Stated goal: Check each line of the material below, and copy it if it holds the string "these".
--- BEGIN ---
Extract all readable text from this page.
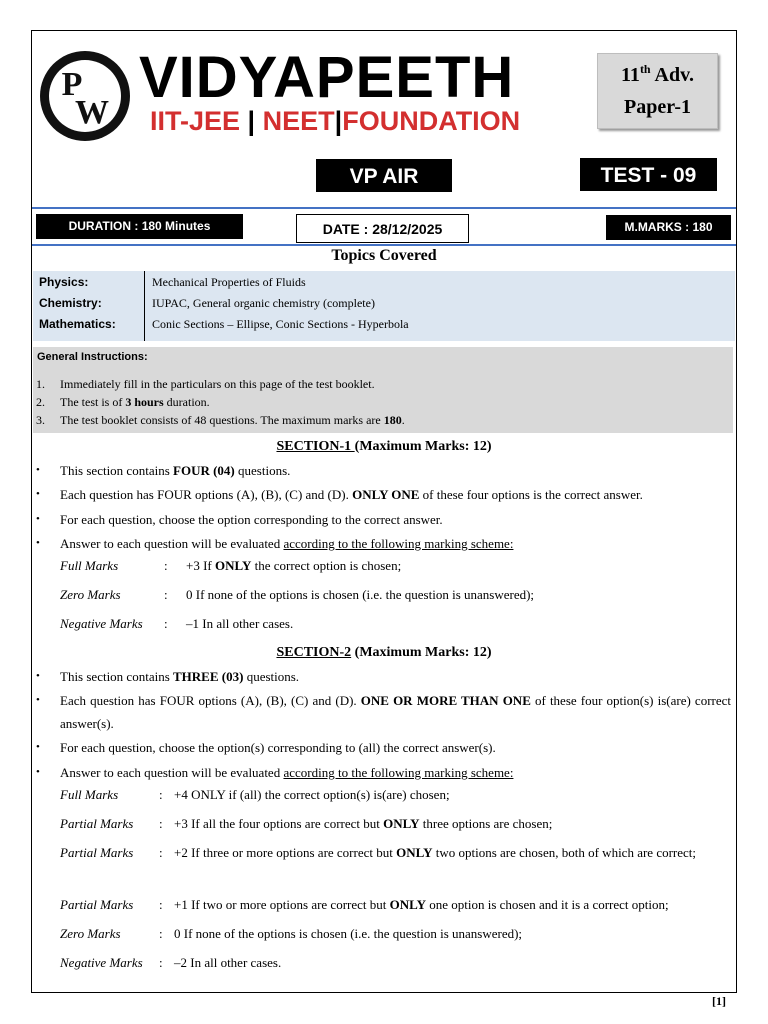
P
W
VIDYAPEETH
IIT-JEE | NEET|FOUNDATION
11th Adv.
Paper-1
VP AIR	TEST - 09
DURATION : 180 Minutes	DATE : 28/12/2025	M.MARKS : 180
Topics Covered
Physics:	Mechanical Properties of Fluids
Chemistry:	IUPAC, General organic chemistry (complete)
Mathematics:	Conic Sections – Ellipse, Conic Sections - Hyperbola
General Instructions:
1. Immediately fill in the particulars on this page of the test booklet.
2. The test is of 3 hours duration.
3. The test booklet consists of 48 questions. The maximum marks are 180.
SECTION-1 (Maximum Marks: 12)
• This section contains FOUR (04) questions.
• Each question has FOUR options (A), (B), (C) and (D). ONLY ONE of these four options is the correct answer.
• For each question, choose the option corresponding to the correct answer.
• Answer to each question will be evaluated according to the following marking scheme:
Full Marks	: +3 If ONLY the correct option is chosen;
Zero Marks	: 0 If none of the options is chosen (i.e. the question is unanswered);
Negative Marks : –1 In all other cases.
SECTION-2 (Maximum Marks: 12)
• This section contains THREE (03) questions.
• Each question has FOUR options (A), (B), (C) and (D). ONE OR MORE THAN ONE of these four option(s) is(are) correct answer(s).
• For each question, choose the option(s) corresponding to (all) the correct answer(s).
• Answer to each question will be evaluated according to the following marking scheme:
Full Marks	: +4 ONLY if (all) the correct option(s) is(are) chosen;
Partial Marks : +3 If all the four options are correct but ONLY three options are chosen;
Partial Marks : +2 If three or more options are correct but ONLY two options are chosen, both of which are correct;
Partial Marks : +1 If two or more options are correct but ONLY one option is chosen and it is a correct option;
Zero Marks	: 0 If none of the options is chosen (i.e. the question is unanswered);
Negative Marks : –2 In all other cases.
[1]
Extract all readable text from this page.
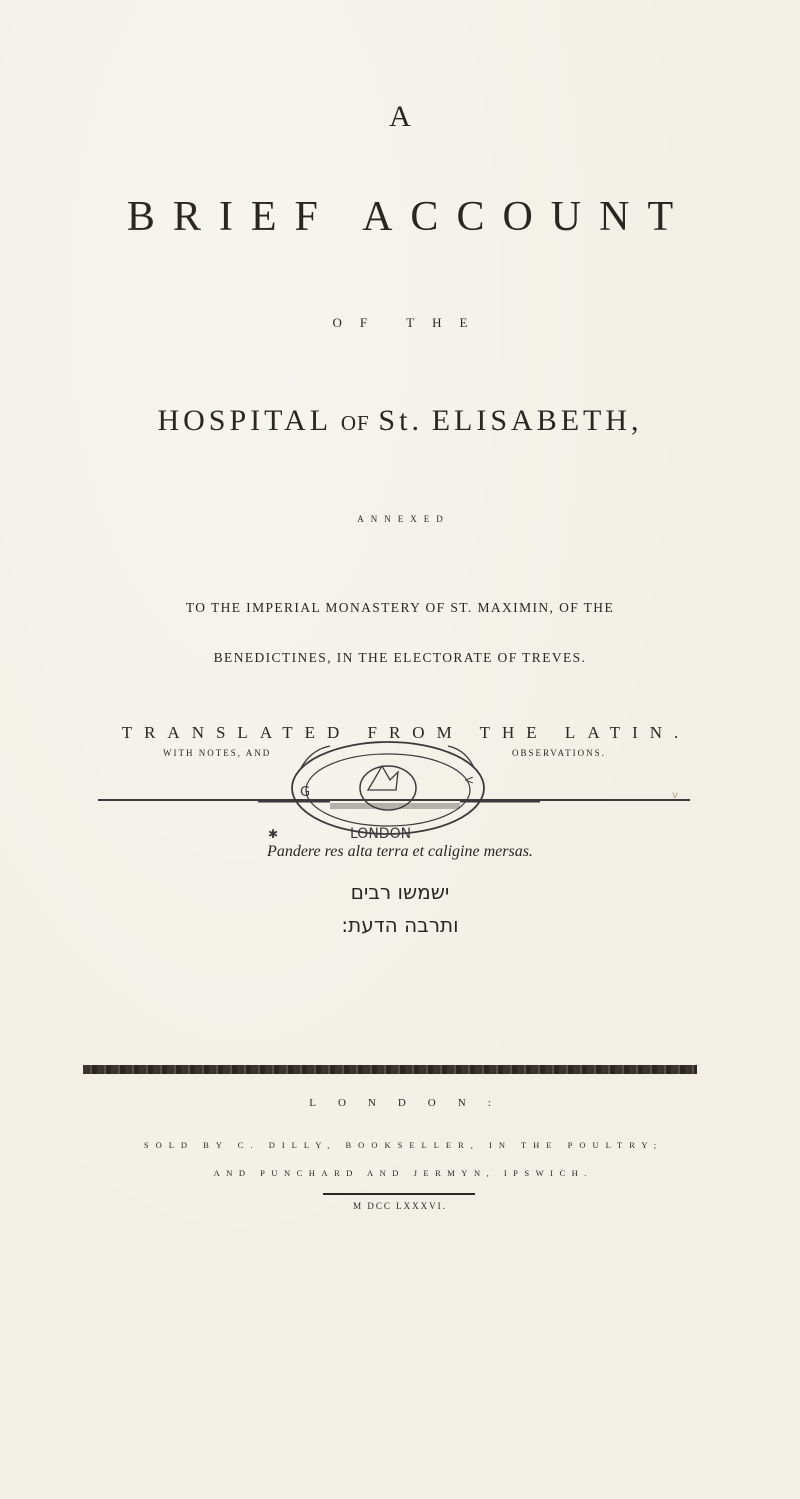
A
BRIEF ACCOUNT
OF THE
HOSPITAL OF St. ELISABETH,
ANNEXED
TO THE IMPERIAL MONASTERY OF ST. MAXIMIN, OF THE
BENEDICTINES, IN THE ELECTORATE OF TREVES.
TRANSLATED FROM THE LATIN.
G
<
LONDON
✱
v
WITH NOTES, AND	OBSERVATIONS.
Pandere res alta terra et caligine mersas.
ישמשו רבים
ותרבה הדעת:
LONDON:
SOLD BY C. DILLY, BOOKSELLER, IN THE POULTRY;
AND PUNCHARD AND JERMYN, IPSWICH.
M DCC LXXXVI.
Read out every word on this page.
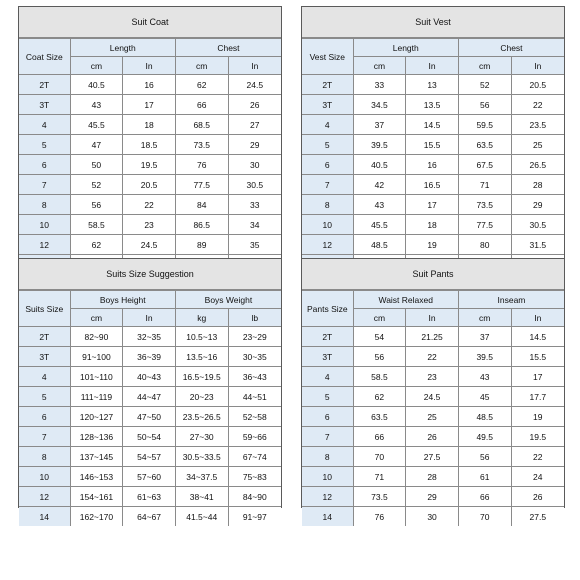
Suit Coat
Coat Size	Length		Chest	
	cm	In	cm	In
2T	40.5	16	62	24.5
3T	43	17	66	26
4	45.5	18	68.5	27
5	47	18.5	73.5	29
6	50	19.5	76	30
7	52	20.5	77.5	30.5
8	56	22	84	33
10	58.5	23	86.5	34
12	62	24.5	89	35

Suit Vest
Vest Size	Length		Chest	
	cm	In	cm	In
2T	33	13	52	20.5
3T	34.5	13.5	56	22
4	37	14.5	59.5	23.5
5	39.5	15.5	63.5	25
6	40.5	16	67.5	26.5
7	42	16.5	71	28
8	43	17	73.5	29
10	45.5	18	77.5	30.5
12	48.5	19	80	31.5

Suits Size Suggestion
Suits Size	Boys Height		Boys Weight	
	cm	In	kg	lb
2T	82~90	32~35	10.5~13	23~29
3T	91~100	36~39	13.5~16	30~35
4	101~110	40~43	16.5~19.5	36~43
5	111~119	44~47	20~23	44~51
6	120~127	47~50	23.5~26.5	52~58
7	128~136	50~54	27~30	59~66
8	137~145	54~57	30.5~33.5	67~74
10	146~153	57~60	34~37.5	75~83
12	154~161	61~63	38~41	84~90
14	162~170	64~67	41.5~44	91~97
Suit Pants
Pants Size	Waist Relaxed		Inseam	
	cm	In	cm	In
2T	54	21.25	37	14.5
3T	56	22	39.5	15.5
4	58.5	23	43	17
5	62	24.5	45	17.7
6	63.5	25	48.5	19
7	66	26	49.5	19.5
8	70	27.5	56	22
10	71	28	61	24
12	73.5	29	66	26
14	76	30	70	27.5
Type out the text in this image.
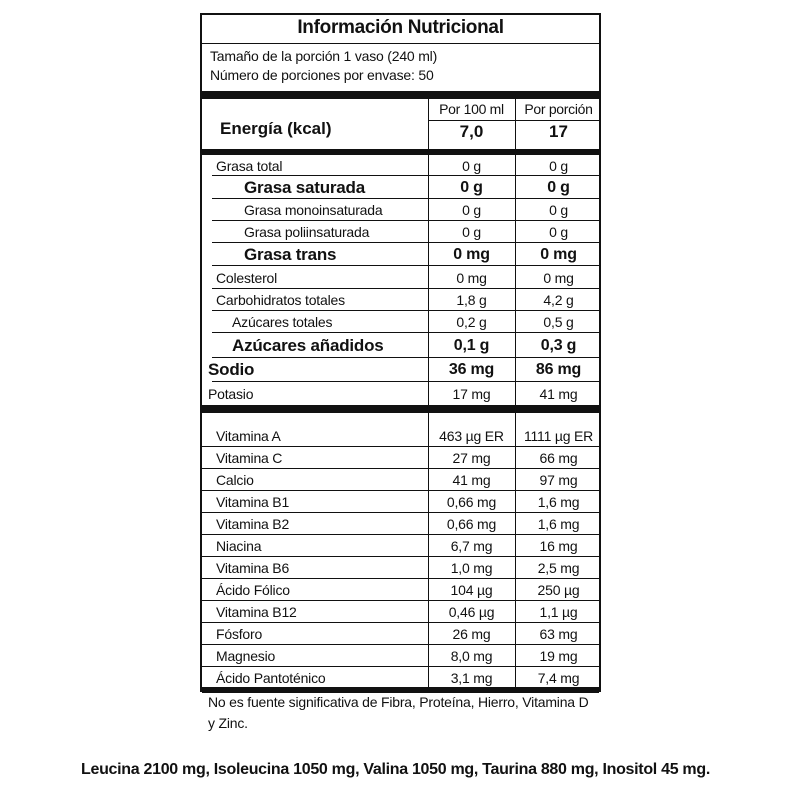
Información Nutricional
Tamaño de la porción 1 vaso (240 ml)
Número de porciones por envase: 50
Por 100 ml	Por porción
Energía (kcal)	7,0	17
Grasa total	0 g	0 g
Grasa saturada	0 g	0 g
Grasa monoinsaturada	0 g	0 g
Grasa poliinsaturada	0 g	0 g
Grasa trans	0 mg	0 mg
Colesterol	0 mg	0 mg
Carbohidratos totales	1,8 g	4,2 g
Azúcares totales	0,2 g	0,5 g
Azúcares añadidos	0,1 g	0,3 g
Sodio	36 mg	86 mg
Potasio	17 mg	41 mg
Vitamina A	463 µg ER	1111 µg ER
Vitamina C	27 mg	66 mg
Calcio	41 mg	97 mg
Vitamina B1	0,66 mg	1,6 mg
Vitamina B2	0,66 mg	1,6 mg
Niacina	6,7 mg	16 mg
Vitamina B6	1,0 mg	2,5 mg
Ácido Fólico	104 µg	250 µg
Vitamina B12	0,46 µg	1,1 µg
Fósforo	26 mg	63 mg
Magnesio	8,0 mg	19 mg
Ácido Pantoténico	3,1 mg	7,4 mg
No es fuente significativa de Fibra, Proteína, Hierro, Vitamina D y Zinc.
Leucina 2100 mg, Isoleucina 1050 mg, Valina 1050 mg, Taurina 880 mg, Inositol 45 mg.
--- END ---
Solution to this problem:
• Each question has FOUR options (A), (B), (C) and (D). ONLY ONE of these four options is the correct answer.
• Each question has FOUR options (A), (B), (C) and (D). ONE OR MORE THAN ONE of these four option(s) is(are) correct answer(s).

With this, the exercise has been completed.